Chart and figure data

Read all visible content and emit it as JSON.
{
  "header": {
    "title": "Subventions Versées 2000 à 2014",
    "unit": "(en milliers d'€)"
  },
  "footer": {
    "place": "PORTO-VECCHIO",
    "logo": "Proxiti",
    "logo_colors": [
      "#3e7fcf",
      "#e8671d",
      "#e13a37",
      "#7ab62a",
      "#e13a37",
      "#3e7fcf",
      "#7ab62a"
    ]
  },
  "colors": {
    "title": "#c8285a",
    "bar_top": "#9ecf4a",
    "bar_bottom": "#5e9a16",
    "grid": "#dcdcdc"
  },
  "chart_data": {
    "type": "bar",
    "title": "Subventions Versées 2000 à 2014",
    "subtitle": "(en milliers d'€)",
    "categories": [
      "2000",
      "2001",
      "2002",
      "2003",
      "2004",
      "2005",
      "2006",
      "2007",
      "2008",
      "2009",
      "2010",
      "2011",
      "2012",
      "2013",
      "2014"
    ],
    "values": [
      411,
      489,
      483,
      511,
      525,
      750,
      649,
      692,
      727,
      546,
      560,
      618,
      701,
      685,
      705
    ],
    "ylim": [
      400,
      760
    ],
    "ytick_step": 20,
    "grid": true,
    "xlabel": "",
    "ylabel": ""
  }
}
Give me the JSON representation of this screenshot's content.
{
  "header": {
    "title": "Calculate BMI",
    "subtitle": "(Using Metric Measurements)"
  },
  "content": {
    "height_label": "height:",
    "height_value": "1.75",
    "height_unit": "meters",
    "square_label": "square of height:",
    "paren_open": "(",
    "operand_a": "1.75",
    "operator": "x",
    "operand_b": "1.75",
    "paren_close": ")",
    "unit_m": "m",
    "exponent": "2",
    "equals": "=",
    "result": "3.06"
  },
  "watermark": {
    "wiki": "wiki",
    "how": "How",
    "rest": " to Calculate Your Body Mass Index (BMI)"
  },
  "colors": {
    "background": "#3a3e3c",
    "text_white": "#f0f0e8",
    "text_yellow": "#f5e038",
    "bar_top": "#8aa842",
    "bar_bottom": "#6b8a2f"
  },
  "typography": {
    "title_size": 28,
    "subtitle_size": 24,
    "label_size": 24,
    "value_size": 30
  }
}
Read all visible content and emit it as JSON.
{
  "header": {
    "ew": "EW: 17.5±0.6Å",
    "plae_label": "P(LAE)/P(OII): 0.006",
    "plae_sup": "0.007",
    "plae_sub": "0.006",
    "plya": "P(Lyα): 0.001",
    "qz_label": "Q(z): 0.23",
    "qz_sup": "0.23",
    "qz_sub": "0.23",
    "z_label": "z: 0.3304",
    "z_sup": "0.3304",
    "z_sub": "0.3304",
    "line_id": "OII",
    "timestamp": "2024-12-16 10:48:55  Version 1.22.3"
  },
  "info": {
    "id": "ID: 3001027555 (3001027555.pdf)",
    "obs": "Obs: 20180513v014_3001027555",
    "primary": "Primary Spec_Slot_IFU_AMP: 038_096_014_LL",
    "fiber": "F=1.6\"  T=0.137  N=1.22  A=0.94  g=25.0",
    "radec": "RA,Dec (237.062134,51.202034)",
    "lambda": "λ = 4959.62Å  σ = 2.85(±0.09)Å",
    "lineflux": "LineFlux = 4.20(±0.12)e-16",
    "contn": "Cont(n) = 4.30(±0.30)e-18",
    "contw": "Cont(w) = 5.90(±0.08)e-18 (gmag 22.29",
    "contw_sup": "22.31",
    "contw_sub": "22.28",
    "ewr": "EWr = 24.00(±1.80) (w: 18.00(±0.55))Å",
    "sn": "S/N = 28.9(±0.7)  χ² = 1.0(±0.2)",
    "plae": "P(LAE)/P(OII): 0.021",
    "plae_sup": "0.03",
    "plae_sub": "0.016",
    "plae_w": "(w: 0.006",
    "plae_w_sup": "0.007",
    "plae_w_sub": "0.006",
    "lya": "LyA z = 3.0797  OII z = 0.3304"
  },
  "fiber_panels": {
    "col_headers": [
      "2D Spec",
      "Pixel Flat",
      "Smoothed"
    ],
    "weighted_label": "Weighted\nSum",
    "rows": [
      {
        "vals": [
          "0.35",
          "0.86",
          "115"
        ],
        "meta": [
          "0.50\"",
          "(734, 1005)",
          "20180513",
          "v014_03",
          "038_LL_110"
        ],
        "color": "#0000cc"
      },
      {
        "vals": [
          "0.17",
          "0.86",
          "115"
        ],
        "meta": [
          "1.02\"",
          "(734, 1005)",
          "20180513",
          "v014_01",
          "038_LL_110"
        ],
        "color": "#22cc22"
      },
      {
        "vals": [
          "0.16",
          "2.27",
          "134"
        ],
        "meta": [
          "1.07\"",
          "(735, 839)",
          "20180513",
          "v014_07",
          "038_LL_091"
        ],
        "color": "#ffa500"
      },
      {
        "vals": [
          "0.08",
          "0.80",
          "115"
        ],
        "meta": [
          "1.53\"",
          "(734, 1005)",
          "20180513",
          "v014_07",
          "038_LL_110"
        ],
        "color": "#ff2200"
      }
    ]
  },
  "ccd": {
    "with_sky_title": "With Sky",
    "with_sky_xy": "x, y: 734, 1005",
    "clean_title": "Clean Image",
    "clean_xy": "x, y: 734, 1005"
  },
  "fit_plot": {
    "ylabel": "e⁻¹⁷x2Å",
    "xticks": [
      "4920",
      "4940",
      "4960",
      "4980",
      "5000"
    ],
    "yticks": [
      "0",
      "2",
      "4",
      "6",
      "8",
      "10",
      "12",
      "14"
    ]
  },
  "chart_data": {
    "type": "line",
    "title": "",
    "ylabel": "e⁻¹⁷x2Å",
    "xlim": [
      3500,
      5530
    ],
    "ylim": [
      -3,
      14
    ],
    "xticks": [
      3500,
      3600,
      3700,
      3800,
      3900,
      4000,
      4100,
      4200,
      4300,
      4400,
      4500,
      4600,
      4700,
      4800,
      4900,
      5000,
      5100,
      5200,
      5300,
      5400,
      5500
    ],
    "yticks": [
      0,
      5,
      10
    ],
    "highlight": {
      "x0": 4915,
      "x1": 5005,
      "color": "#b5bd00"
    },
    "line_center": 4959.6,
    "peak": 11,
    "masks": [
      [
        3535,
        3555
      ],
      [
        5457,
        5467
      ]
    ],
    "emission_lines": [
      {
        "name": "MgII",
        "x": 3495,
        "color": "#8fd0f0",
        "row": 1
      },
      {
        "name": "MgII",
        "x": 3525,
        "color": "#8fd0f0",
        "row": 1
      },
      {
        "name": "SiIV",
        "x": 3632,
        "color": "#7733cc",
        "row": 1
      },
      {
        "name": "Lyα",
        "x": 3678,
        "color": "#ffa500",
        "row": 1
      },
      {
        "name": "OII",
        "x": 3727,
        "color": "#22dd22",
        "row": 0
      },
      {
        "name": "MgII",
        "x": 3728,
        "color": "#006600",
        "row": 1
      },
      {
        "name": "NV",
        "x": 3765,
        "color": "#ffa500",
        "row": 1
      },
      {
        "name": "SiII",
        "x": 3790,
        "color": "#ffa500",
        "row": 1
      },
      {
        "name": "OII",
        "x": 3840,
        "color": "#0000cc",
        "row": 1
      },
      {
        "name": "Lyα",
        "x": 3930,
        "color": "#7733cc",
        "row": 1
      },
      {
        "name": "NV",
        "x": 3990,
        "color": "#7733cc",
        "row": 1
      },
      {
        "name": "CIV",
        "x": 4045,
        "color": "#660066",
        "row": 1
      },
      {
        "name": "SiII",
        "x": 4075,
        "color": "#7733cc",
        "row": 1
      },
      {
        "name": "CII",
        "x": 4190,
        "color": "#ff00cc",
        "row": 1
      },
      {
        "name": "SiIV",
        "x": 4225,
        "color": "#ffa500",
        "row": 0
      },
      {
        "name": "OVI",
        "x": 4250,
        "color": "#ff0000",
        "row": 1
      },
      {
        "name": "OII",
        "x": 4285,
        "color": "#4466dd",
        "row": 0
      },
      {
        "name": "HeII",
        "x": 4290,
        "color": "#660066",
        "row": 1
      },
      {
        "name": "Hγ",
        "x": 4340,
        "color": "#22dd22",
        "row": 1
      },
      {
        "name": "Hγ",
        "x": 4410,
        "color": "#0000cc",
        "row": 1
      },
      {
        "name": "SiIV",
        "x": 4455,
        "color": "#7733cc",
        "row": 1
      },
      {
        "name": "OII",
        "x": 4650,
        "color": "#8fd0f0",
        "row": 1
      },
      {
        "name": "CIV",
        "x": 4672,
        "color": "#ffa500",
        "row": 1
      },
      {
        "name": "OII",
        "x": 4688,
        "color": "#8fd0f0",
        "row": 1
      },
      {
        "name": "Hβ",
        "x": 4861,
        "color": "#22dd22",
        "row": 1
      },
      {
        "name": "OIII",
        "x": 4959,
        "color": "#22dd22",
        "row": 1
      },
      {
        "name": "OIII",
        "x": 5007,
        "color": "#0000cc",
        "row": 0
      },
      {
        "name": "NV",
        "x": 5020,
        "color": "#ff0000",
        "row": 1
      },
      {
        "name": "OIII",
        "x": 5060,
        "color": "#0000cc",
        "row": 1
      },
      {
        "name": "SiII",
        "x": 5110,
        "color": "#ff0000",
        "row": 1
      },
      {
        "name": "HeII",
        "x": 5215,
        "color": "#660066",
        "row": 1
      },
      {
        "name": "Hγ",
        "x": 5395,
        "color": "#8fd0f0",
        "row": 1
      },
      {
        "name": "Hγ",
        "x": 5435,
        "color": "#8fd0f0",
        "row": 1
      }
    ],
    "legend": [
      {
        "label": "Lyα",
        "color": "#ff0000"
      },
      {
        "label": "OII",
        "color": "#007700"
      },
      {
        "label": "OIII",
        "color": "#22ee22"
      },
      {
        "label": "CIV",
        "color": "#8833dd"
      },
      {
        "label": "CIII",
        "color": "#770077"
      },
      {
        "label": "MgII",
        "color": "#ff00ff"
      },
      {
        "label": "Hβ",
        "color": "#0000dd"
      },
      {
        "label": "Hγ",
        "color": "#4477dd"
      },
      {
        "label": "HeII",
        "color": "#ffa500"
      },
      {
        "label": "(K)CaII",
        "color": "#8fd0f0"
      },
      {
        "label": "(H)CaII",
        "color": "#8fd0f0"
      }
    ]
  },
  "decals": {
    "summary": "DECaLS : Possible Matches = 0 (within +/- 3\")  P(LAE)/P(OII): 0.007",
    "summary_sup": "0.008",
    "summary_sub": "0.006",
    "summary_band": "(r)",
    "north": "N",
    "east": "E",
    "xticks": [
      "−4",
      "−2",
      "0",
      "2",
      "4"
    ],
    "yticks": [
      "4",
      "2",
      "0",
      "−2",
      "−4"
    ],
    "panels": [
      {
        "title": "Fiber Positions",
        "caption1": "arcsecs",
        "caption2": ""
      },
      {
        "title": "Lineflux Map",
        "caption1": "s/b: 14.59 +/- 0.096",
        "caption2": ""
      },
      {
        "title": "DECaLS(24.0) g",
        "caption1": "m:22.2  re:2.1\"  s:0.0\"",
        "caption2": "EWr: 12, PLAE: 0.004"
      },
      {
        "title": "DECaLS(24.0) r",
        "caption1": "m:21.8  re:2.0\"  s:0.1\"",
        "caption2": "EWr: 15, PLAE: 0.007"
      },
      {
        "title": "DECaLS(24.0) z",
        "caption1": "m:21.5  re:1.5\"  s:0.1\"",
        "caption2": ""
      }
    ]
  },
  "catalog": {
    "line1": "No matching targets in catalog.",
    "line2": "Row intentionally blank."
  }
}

PROBLEM STATEMENT:
Provide the number of lines containing the string "catalog", with no other output.

EXERCISE RESULT:
2